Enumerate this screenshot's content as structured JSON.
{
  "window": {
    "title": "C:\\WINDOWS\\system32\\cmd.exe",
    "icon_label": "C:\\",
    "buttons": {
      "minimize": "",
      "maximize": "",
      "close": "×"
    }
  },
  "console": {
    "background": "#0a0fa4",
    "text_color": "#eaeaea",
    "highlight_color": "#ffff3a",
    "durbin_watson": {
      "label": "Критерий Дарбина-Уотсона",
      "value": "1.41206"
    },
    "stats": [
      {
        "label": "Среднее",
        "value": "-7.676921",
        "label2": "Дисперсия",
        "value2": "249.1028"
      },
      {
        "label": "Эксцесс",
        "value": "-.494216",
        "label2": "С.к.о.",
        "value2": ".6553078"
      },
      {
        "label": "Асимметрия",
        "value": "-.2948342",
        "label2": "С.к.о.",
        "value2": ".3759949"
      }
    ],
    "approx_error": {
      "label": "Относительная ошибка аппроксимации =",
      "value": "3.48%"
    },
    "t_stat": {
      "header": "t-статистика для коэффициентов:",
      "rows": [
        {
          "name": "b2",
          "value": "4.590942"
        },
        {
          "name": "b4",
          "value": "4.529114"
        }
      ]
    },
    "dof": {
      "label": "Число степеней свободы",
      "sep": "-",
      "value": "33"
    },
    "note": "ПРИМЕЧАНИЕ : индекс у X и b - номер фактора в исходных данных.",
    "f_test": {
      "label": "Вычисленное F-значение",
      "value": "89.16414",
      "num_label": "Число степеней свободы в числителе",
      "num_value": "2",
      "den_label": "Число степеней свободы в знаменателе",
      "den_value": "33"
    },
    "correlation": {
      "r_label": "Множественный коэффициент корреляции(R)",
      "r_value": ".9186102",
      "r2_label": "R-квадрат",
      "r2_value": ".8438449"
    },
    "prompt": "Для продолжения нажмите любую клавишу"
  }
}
========================
Aim. Your task is to repeat each line of the material exactly.

Written answer.
Enumerate this screenshot's content as structured JSON.
{
  "window": {
    "title": "C:\\WINDOWS\\system32\\cmd.exe",
    "icon_label": "C:\\",
    "buttons": {
      "minimize": "",
      "maximize": "",
      "close": "×"
    }
  },
  "console": {
    "background": "#0a0fa4",
    "text_color": "#eaeaea",
    "highlight_color": "#ffff3a",
    "durbin_watson": {
      "label": "Критерий Дарбина-Уотсона",
      "value": "1.41206"
    },
    "stats": [
      {
        "label": "Среднее",
        "value": "-7.676921",
        "label2": "Дисперсия",
        "value2": "249.1028"
      },
      {
        "label": "Эксцесс",
        "value": "-.494216",
        "label2": "С.к.о.",
        "value2": ".6553078"
      },
      {
        "label": "Асимметрия",
        "value": "-.2948342",
        "label2": "С.к.о.",
        "value2": ".3759949"
      }
    ],
    "approx_error": {
      "label": "Относительная ошибка аппроксимации =",
      "value": "3.48%"
    },
    "t_stat": {
      "header": "t-статистика для коэффициентов:",
      "rows": [
        {
          "name": "b2",
          "value": "4.590942"
        },
        {
          "name": "b4",
          "value": "4.529114"
        }
      ]
    },
    "dof": {
      "label": "Число степеней свободы",
      "sep": "-",
      "value": "33"
    },
    "note": "ПРИМЕЧАНИЕ : индекс у X и b - номер фактора в исходных данных.",
    "f_test": {
      "label": "Вычисленное F-значение",
      "value": "89.16414",
      "num_label": "Число степеней свободы в числителе",
      "num_value": "2",
      "den_label": "Число степеней свободы в знаменателе",
      "den_value": "33"
    },
    "correlation": {
      "r_label": "Множественный коэффициент корреляции(R)",
      "r_value": ".9186102",
      "r2_label": "R-квадрат",
      "r2_value": ".8438449"
    },
    "prompt": "Для продолжения нажмите любую клавишу"
  }
}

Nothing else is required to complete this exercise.